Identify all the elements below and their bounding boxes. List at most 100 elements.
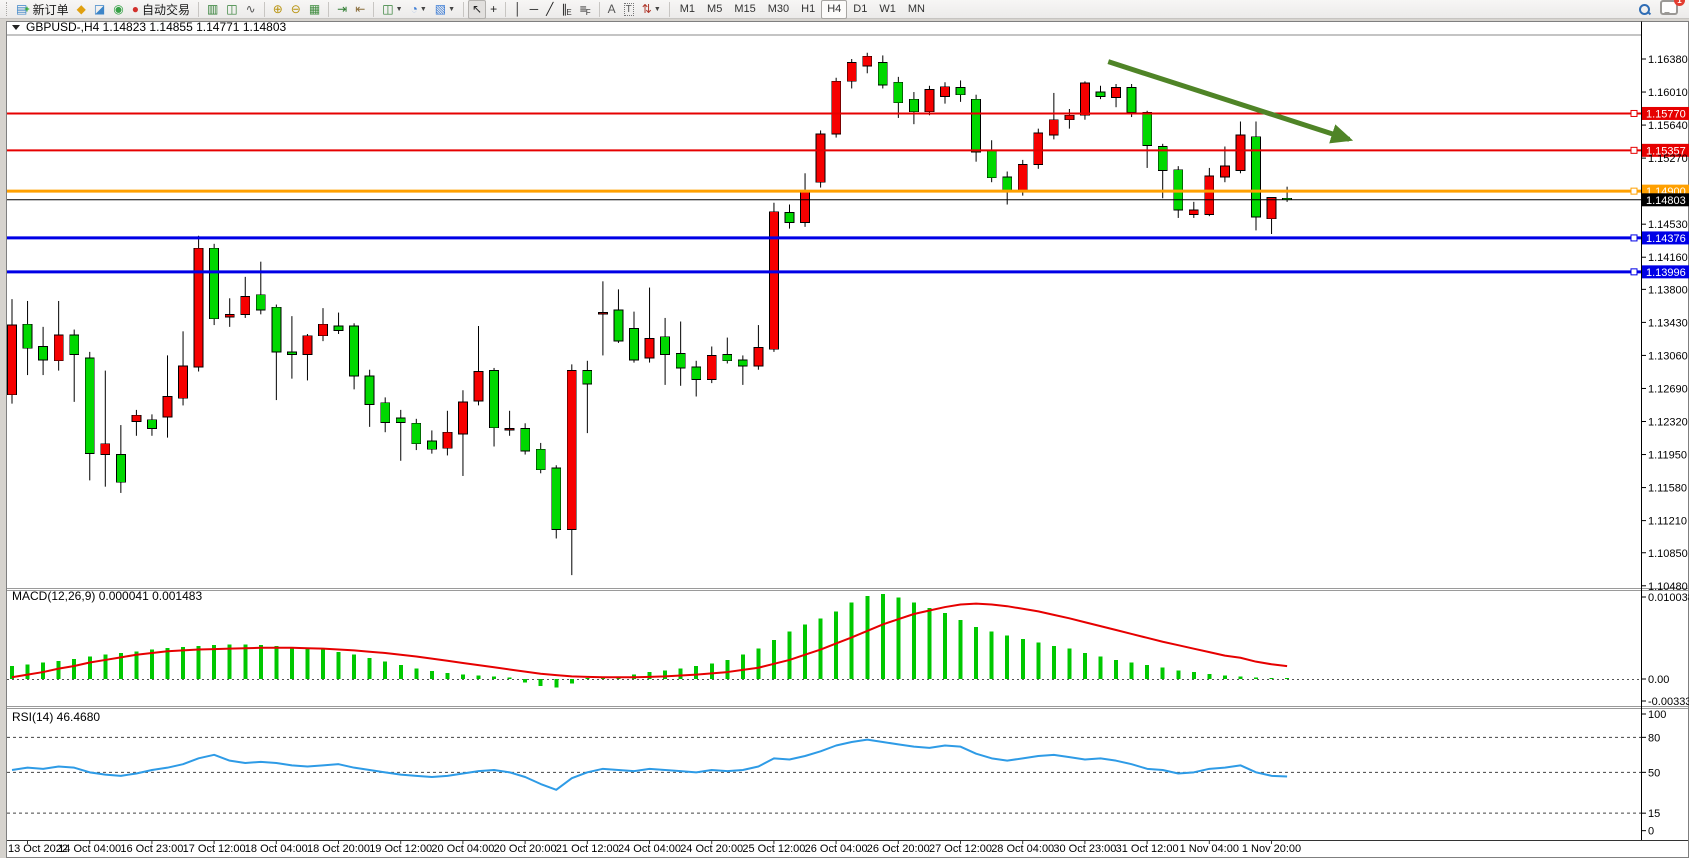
macd-histogram-bar bbox=[10, 665, 14, 679]
rsi-axis-label: 15 bbox=[1648, 808, 1660, 820]
macd-histogram-bar bbox=[849, 602, 854, 679]
candle-bullish bbox=[224, 313, 235, 318]
macd-histogram-bar bbox=[554, 679, 559, 688]
vertical-line-button[interactable]: │ bbox=[510, 0, 526, 19]
chart-bars-button[interactable]: ▥ bbox=[203, 0, 222, 19]
crosshair-button[interactable]: + bbox=[486, 0, 501, 19]
macd-histogram-bar bbox=[1269, 678, 1274, 679]
news-signal-button[interactable]: ◉ bbox=[109, 0, 127, 19]
period-selector-button[interactable]: ◔ ▼ bbox=[407, 0, 431, 19]
new-order-button[interactable]: ▤+ 新订单 bbox=[12, 0, 73, 19]
line-handle[interactable] bbox=[1630, 268, 1638, 276]
line-handle[interactable] bbox=[1630, 146, 1638, 154]
template-selector-icon: ▧ bbox=[434, 1, 447, 16]
line-handle[interactable] bbox=[1630, 234, 1638, 242]
line-handle[interactable] bbox=[1630, 187, 1638, 195]
candle-bearish bbox=[551, 467, 562, 530]
line-handle[interactable] bbox=[1630, 109, 1638, 117]
zoom-out-button[interactable]: ⊖ bbox=[287, 0, 305, 19]
cursor-button[interactable]: ↖ bbox=[468, 0, 487, 19]
tf-h4-button[interactable]: H4 bbox=[821, 0, 848, 19]
candle-bullish bbox=[1204, 175, 1215, 215]
new-chart-icon: ◫ bbox=[382, 1, 394, 16]
zoom-out-icon: ⊖ bbox=[290, 1, 301, 16]
macd-histogram-bar bbox=[1067, 648, 1072, 679]
tf-m15-button[interactable]: M15 bbox=[734, 3, 756, 15]
template-selector-button[interactable]: ▧ ▼ bbox=[431, 0, 459, 19]
macd-pane[interactable] bbox=[7, 594, 1641, 688]
tile-windows-button[interactable]: ▦ bbox=[305, 0, 324, 19]
chart-collapse-icon[interactable] bbox=[12, 25, 20, 30]
text-button[interactable]: A bbox=[604, 0, 620, 19]
macd-histogram-bar bbox=[445, 672, 450, 679]
chart-window[interactable]: 1.157701.153571.149001.143761.139961.148… bbox=[0, 19, 1689, 858]
fibonacci-button[interactable]: ≡ F bbox=[576, 0, 595, 19]
toolbar-separator bbox=[668, 1, 670, 17]
contacts-icon: ◪ bbox=[93, 1, 106, 16]
candle-bullish bbox=[7, 324, 17, 396]
auto-scroll-button[interactable]: ⇥ bbox=[333, 0, 351, 19]
chart-line-button[interactable]: ∿ bbox=[242, 0, 260, 19]
candle-bearish bbox=[1142, 112, 1153, 147]
zoom-in-button[interactable]: ⊕ bbox=[269, 0, 287, 19]
candle-bullish bbox=[769, 211, 779, 350]
rsi-axis-label: 80 bbox=[1648, 732, 1660, 744]
price-axis-label: 1.14160 bbox=[1648, 252, 1688, 264]
autotrading-button[interactable]: ● 自动交易 bbox=[128, 0, 194, 19]
period-selector-caret-icon: ▼ bbox=[419, 5, 427, 13]
chart-candles-button[interactable]: ◫ bbox=[222, 0, 241, 19]
macd-histogram-bar bbox=[352, 654, 357, 679]
fibonacci-sub-label: F bbox=[585, 7, 591, 17]
macd-histogram-bar bbox=[694, 665, 699, 679]
autotrading-icon: ● bbox=[131, 1, 139, 16]
main-price-pane[interactable]: 1.157701.153571.149001.143761.139961.148… bbox=[7, 52, 1689, 576]
macd-histogram-bar bbox=[41, 662, 46, 679]
text-icon: A bbox=[607, 1, 616, 16]
tf-w1-button[interactable]: W1 bbox=[879, 3, 896, 15]
tf-m30-button[interactable]: M30 bbox=[767, 3, 790, 15]
new-order-label: 新订单 bbox=[32, 2, 69, 17]
candle-bearish bbox=[784, 212, 795, 223]
chart-shift-button[interactable]: ⇤ bbox=[351, 0, 369, 19]
new-chart-caret-icon: ▼ bbox=[395, 5, 403, 13]
candle-bearish bbox=[395, 417, 406, 423]
contacts-button[interactable]: ◪ bbox=[90, 0, 109, 19]
horizontal-line-button[interactable]: ─ bbox=[526, 0, 543, 19]
macd-histogram-bar bbox=[538, 679, 543, 686]
chart-window-frame bbox=[6, 21, 1689, 858]
macd-histogram-bar bbox=[134, 651, 139, 679]
price-axis-label: 1.11950 bbox=[1648, 450, 1687, 462]
fibonacci-icon: ≡ bbox=[579, 1, 587, 16]
macd-histogram-bar bbox=[149, 649, 154, 679]
trend-line-button[interactable]: ╱ bbox=[542, 0, 557, 19]
search-icon[interactable] bbox=[1639, 3, 1650, 15]
arrows-button[interactable]: ⇅ ▼ bbox=[638, 0, 665, 19]
styles-button[interactable]: ◆ bbox=[73, 0, 90, 19]
toolbar-grip bbox=[6, 2, 9, 16]
trend-arrow[interactable] bbox=[1107, 59, 1354, 144]
resistance-2-price-label: 1.15357 bbox=[1646, 145, 1686, 157]
candle-bullish bbox=[473, 371, 484, 402]
tf-mn-button[interactable]: MN bbox=[907, 3, 925, 15]
macd-histogram-bar bbox=[880, 594, 885, 679]
tf-h1-button[interactable]: H1 bbox=[801, 3, 816, 15]
rsi-pane[interactable] bbox=[7, 736, 1641, 814]
macd-histogram-bar bbox=[87, 656, 92, 679]
equidistant-channel-button[interactable]: ∥ E bbox=[557, 0, 575, 19]
candle-bearish bbox=[380, 402, 391, 423]
chart-bars-icon: ▥ bbox=[206, 1, 219, 16]
candle-bearish bbox=[271, 306, 282, 353]
resistance-1-price-tag bbox=[1642, 106, 1689, 120]
new-chart-button[interactable]: ◫ ▼ bbox=[378, 0, 406, 19]
text-label-button[interactable]: T bbox=[620, 0, 638, 19]
time-axis-label: 14 Oct 04:00 bbox=[58, 843, 121, 855]
candle-bearish bbox=[349, 325, 360, 377]
candle-bearish bbox=[675, 353, 686, 369]
tf-m1-button[interactable]: M1 bbox=[679, 3, 696, 15]
new-order-icon: ▤+ bbox=[16, 1, 30, 16]
notifications-button[interactable]: 1 bbox=[1660, 0, 1685, 18]
tf-d1-button[interactable]: D1 bbox=[853, 3, 868, 15]
candle-bearish bbox=[209, 247, 220, 320]
tf-m5-button[interactable]: M5 bbox=[707, 3, 723, 15]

___

Short problem:
Turn each line of the entries above into a string in a JSON list, one string per line, skipping blank lines and leaving the pictures out.

Task response:
[
  "Identify all the elements below and their bounding boxes. List at most 100 elements.",
  "macd-histogram-bar bbox=[10, 665, 14, 679]",
  "rsi-axis-label: 15 bbox=[1648, 808, 1660, 820]",
  "macd-histogram-bar bbox=[849, 602, 854, 679]",
  "candle-bullish bbox=[224, 313, 235, 318]",
  "macd-histogram-bar bbox=[554, 679, 559, 688]",
  "vertical-line-button[interactable]: │ bbox=[510, 0, 526, 19]",
  "chart-bars-button[interactable]: ▥ bbox=[203, 0, 222, 19]",
  "crosshair-button[interactable]: + bbox=[486, 0, 501, 19]",
  "macd-histogram-bar bbox=[1269, 678, 1274, 679]",
  "news-signal-button[interactable]: ◉ bbox=[109, 0, 127, 19]",
  "period-selector-button[interactable]: ◔ ▼ bbox=[407, 0, 431, 19]",
  "new-order-button[interactable]: ▤+ 新订单 bbox=[12, 0, 73, 19]",
  "line-handle[interactable] bbox=[1630, 268, 1638, 276]",
  "line-handle[interactable] bbox=[1630, 146, 1638, 154]",
  "template-selector-icon: ▧ bbox=[434, 1, 447, 16]",
  "line-handle[interactable] bbox=[1630, 234, 1638, 242]",
  "line-handle[interactable] bbox=[1630, 187, 1638, 195]",
  "candle-bearish bbox=[551, 467, 562, 530]",
  "line-handle[interactable] bbox=[1630, 109, 1638, 117]",
  "zoom-out-button[interactable]: ⊖ bbox=[287, 0, 305, 19]",
  "cursor-button[interactable]: ↖ bbox=[468, 0, 487, 19]",
  "tf-h4-button[interactable]: H4 bbox=[821, 0, 848, 19]",
  "candle-bullish bbox=[1204, 175, 1215, 215]",
  "new-chart-icon: ◫ bbox=[382, 1, 394, 16]",
  "zoom-out-icon: ⊖ bbox=[290, 1, 301, 16]",
  "macd-histogram-bar bbox=[1067, 648, 1072, 679]",
  "tf-m15-button[interactable]: M15 bbox=[734, 3, 756, 15]",
  "template-selector-button[interactable]: ▧ ▼ bbox=[431, 0, 459, 19]",
  "macd-pane[interactable] bbox=[7, 594, 1641, 688]",
  "tile-windows-button[interactable]: ▦ bbox=[305, 0, 324, 19]",
  "chart-collapse-icon[interactable] bbox=[12, 25, 20, 30]",
  "text-button[interactable]: A bbox=[604, 0, 620, 19]",
  "macd-histogram-bar bbox=[445, 672, 450, 679]",
  "chart-window[interactable]: 1.157701.153571.149001.143761.139961.148… bbox=[0, 19, 1689, 858]",
  "fibonacci-button[interactable]: ≡ F bbox=[576, 0, 595, 19]",
  "toolbar-separator bbox=[668, 1, 670, 17]",
  "contacts-icon: ◪ bbox=[93, 1, 106, 16]",
  "candle-bullish bbox=[7, 324, 17, 396]",
  "auto-scroll-button[interactable]: ⇥ bbox=[333, 0, 351, 19]",
  "chart-line-button[interactable]: ∿ bbox=[242, 0, 260, 19]",
  "candle-bearish bbox=[1142, 112, 1153, 147]",
  "zoom-in-button[interactable]: ⊕ bbox=[269, 0, 287, 19]",
  "candle-bullish bbox=[769, 211, 779, 350]",
  "rsi-axis-label: 80 bbox=[1648, 732, 1660, 744]",
  "price-axis-label: 1.14160 bbox=[1648, 252, 1688, 264]",
  "autotrading-button[interactable]: ● 自动交易 bbox=[128, 0, 194, 19]",
  "period-selector-caret-icon: ▼ bbox=[419, 5, 427, 13]",
  "chart-candles-button[interactable]: ◫ bbox=[222, 0, 241, 19]",
  "macd-histogram-bar bbox=[352, 654, 357, 679]",
  "fibonacci-sub-label: F bbox=[585, 7, 591, 17]",
  "macd-histogram-bar bbox=[694, 665, 699, 679]",
  "autotrading-icon: ● bbox=[131, 1, 139, 16]",
  "main-price-pane[interactable]: 1.157701.153571.149001.143761.139961.148… bbox=[7, 52, 1689, 576]",
  "macd-histogram-bar bbox=[41, 662, 46, 679]",
  "text-icon: A bbox=[607, 1, 616, 16]",
  "tf-w1-button[interactable]: W1 bbox=[879, 3, 896, 15]",
  "tf-m30-button[interactable]: M30 bbox=[767, 3, 790, 15]",
  "new-order-label: 新订单 bbox=[32, 2, 69, 17]",
  "candle-bearish bbox=[784, 212, 795, 223]",
  "chart-shift-button[interactable]: ⇤ bbox=[351, 0, 369, 19]",
  "new-chart-caret-icon: ▼ bbox=[395, 5, 403, 13]",
  "candle-bearish bbox=[395, 417, 406, 423]",
  "contacts-button[interactable]: ◪ bbox=[90, 0, 109, 19]",
  "horizontal-line-button[interactable]: ─ bbox=[526, 0, 543, 19]",
  "macd-histogram-bar bbox=[538, 679, 543, 686]",
  "chart-window-frame bbox=[6, 21, 1689, 858]",
  "macd-histogram-bar bbox=[134, 651, 139, 679]",
  "price-axis-label: 1.11950 bbox=[1648, 450, 1687, 462]",
  "fibonacci-icon: ≡ bbox=[579, 1, 587, 16]",
  "macd-histogram-bar bbox=[149, 649, 154, 679]",
  "trend-line-button[interactable]: ╱ bbox=[542, 0, 557, 19]",
  "search-icon[interactable] bbox=[1639, 3, 1650, 15]",
  "arrows-button[interactable]: ⇅ ▼ bbox=[638, 0, 665, 19]",
  "styles-button[interactable]: ◆ bbox=[73, 0, 90, 19]",
  "toolbar-grip bbox=[6, 2, 9, 16]",
  "trend-arrow[interactable] bbox=[1107, 59, 1354, 144]",
  "resistance-2-price-label: 1.15357 bbox=[1646, 145, 1686, 157]",
  "candle-bullish bbox=[473, 371, 484, 402]",
  "tf-mn-button[interactable]: MN bbox=[907, 3, 925, 15]",
  "macd-histogram-bar bbox=[880, 594, 885, 679]",
  "tf-h1-button[interactable]: H1 bbox=[801, 3, 816, 15]",
  "rsi-pane[interactable] bbox=[7, 736, 1641, 814]",
  "macd-histogram-bar bbox=[87, 656, 92, 679]",
  "equidistant-channel-button[interactable]: ∥ E bbox=[557, 0, 575, 19]",
  "candle-bearish bbox=[380, 402, 391, 423]",
  "chart-bars-icon: ▥ bbox=[206, 1, 219, 16]",
  "candle-bearish bbox=[271, 306, 282, 353]",
  "resistance-1-price-tag bbox=[1642, 106, 1689, 120]",
  "new-chart-button[interactable]: ◫ ▼ bbox=[378, 0, 406, 19]",
  "text-label-button[interactable]: T bbox=[620, 0, 638, 19]",
  "time-axis-label: 14 Oct 04:00 bbox=[58, 843, 121, 855]",
  "candle-bearish bbox=[349, 325, 360, 377]",
  "candle-bearish bbox=[675, 353, 686, 369]",
  "tf-m1-button[interactable]: M1 bbox=[679, 3, 696, 15]",
  "new-order-icon: ▤+ bbox=[16, 1, 30, 16]",
  "notifications-button[interactable]: 1 bbox=[1660, 0, 1685, 18]",
  "tf-d1-button[interactable]: D1 bbox=[853, 3, 868, 15]",
  "candle-bearish bbox=[209, 247, 220, 320]",
  "tf-m5-button[interactable]: M5 bbox=[707, 3, 723, 15]"
]